» **Stated exercise**: Select each line where the word "COVID" appears.

» **Stored records**:
[Begin]

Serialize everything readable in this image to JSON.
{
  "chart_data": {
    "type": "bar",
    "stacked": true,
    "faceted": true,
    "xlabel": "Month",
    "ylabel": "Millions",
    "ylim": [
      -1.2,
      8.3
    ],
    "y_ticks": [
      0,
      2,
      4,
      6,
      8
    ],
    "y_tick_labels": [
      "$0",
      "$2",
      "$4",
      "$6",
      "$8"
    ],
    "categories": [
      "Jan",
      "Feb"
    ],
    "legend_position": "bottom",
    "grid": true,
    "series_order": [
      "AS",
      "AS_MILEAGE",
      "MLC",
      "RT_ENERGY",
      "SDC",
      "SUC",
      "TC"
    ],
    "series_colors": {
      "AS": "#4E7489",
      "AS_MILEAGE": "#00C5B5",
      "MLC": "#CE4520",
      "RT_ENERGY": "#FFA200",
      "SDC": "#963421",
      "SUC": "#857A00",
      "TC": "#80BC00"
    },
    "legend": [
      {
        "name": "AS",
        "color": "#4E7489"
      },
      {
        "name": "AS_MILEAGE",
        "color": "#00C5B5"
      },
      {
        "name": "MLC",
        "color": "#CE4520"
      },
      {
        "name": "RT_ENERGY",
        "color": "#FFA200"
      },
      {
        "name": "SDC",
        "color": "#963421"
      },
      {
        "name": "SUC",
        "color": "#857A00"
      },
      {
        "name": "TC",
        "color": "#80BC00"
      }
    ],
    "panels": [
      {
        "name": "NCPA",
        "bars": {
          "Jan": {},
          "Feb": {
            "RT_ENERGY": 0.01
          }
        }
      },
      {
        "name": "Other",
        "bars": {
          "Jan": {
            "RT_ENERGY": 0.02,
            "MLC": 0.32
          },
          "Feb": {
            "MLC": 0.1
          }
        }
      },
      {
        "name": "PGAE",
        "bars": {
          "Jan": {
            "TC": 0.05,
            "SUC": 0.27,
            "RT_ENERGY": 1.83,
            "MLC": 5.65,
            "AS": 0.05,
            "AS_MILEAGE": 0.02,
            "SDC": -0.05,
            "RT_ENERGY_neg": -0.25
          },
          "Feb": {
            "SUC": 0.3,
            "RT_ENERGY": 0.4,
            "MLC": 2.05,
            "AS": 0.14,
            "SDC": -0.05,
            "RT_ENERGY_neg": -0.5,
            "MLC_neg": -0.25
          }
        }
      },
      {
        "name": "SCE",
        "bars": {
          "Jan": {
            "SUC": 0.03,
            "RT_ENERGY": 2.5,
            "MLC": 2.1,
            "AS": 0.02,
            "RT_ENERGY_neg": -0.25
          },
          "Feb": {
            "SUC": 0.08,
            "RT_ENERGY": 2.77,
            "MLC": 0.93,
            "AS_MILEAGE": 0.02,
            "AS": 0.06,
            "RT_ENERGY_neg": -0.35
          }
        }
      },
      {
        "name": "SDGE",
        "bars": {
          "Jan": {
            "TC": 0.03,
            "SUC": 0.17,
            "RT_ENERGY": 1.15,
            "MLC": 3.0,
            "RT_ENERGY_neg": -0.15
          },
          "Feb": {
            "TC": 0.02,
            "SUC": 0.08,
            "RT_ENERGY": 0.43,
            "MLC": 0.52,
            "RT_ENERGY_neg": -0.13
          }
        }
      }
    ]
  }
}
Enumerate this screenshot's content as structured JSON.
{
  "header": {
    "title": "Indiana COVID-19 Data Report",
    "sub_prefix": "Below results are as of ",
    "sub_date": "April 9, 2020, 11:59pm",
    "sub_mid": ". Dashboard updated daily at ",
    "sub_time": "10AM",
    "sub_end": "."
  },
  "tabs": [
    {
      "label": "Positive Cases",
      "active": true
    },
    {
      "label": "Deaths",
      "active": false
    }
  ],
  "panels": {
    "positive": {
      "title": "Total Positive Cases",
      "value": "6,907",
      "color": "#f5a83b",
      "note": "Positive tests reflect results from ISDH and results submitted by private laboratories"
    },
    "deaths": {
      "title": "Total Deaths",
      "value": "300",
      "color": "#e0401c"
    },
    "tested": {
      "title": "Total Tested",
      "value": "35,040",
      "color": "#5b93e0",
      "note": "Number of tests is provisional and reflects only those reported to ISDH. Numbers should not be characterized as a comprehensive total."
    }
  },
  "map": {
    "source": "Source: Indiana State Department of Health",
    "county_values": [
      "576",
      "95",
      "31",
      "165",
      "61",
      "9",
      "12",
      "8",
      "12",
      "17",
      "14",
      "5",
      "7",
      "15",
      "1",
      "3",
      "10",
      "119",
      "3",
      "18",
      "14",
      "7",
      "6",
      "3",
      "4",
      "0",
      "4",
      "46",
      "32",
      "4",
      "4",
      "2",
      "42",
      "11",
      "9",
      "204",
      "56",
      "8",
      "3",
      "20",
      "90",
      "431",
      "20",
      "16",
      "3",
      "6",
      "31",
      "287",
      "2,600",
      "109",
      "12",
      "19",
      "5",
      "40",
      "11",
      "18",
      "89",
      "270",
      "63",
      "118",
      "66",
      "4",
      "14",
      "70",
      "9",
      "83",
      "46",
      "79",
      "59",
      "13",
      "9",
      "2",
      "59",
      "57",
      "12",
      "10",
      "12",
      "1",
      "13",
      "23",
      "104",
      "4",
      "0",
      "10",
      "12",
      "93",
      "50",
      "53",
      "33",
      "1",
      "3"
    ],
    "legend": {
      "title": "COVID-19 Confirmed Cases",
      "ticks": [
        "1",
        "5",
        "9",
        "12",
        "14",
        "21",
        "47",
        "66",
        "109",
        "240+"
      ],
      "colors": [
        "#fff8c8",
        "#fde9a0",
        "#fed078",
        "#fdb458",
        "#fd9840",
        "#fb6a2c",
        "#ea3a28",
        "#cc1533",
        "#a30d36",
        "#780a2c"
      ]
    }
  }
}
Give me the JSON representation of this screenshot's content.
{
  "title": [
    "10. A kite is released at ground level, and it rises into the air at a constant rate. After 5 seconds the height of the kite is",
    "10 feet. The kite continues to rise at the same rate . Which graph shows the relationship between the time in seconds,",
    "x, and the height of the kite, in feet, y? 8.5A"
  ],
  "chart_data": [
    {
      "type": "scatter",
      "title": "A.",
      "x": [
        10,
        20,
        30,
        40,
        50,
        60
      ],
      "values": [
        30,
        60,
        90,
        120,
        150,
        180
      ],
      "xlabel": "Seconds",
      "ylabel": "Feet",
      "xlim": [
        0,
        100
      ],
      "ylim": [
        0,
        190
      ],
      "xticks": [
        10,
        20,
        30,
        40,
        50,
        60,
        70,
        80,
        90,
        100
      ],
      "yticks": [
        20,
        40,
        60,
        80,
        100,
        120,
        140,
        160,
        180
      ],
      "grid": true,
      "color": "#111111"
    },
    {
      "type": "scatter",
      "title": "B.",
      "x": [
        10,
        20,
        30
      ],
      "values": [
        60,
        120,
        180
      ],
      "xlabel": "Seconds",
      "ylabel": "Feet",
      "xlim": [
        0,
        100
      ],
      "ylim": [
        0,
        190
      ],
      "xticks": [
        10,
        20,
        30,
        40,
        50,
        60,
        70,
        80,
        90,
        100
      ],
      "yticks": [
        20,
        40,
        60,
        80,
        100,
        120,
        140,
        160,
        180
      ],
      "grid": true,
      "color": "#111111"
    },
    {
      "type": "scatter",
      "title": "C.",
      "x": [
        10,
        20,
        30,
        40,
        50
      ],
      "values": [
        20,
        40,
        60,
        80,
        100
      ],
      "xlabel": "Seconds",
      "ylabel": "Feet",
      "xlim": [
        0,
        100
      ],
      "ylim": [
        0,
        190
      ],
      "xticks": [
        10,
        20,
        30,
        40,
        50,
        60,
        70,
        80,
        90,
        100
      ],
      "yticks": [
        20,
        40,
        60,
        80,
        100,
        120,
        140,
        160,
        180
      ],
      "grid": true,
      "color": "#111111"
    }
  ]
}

[End]

» **Solution below**:
    "title": "Indiana COVID-19 Data Report",
      "title": "COVID-19 Confirmed Cases",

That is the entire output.